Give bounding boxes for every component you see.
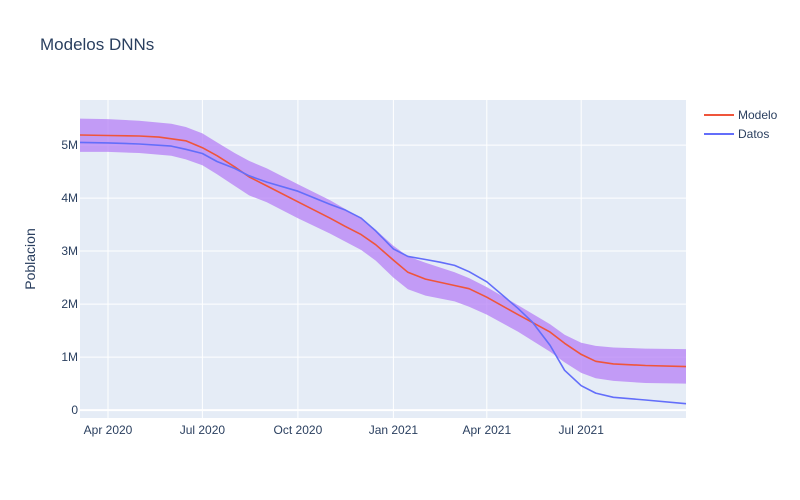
legend-label-modelo[interactable]: Modelo bbox=[738, 108, 778, 122]
series-line-modelo bbox=[79, 134, 687, 368]
y-tick-label-5: 5M bbox=[61, 138, 78, 152]
x-tick-label-5: Jul 2021 bbox=[559, 423, 605, 437]
x-tick-label-1: Jul 2020 bbox=[180, 423, 226, 437]
series-layer bbox=[79, 134, 687, 405]
x-tick-label-4: Apr 2021 bbox=[462, 423, 511, 437]
y-tick-label-1: 1M bbox=[61, 350, 78, 364]
y-axis-title: Poblacion bbox=[22, 228, 38, 290]
y-tick-label-2: 2M bbox=[61, 297, 78, 311]
y-tick-label-4: 4M bbox=[61, 191, 78, 205]
y-axis-tick-labels: 0 1M 2M 3M 4M 5M bbox=[61, 138, 78, 417]
legend-label-datos[interactable]: Datos bbox=[738, 127, 769, 141]
series-line-datos bbox=[79, 141, 687, 405]
x-tick-label-0: Apr 2020 bbox=[84, 423, 133, 437]
y-tick-label-0: 0 bbox=[71, 403, 78, 417]
y-tick-label-3: 3M bbox=[61, 244, 78, 258]
chart-title: Modelos DNNs bbox=[40, 35, 154, 54]
legend[interactable]: Modelo Datos bbox=[704, 108, 778, 141]
x-tick-label-2: Oct 2020 bbox=[274, 423, 323, 437]
x-axis-tick-labels: Apr 2020 Jul 2020 Oct 2020 Jan 2021 Apr 2021… bbox=[84, 423, 605, 437]
x-tick-label-3: Jan 2021 bbox=[369, 423, 419, 437]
───
• _INSTRUCTIONS FOR THE TASK_: Reproduce the data from the line with "108, 778, 122]" to the line with "chart-title: Modelos DNNs", both included, without changing a character.

• _WRITTEN ANSWER_:
legend-label-modelo[interactable]: Modelo bbox=[738, 108, 778, 122]
series-line-modelo bbox=[79, 134, 687, 368]
y-tick-label-5: 5M bbox=[61, 138, 78, 152]
x-tick-label-5: Jul 2021 bbox=[559, 423, 605, 437]
x-tick-label-1: Jul 2020 bbox=[180, 423, 226, 437]
series-layer bbox=[79, 134, 687, 405]
x-tick-label-4: Apr 2021 bbox=[462, 423, 511, 437]
y-tick-label-1: 1M bbox=[61, 350, 78, 364]
y-axis-title: Poblacion bbox=[22, 228, 38, 290]
y-tick-label-2: 2M bbox=[61, 297, 78, 311]
y-tick-label-4: 4M bbox=[61, 191, 78, 205]
y-axis-tick-labels: 0 1M 2M 3M 4M 5M bbox=[61, 138, 78, 417]
legend-label-datos[interactable]: Datos bbox=[738, 127, 769, 141]
series-line-datos bbox=[79, 141, 687, 405]
x-tick-label-0: Apr 2020 bbox=[84, 423, 133, 437]
y-tick-label-0: 0 bbox=[71, 403, 78, 417]
y-tick-label-3: 3M bbox=[61, 244, 78, 258]
chart-title: Modelos DNNs bbox=[40, 35, 154, 54]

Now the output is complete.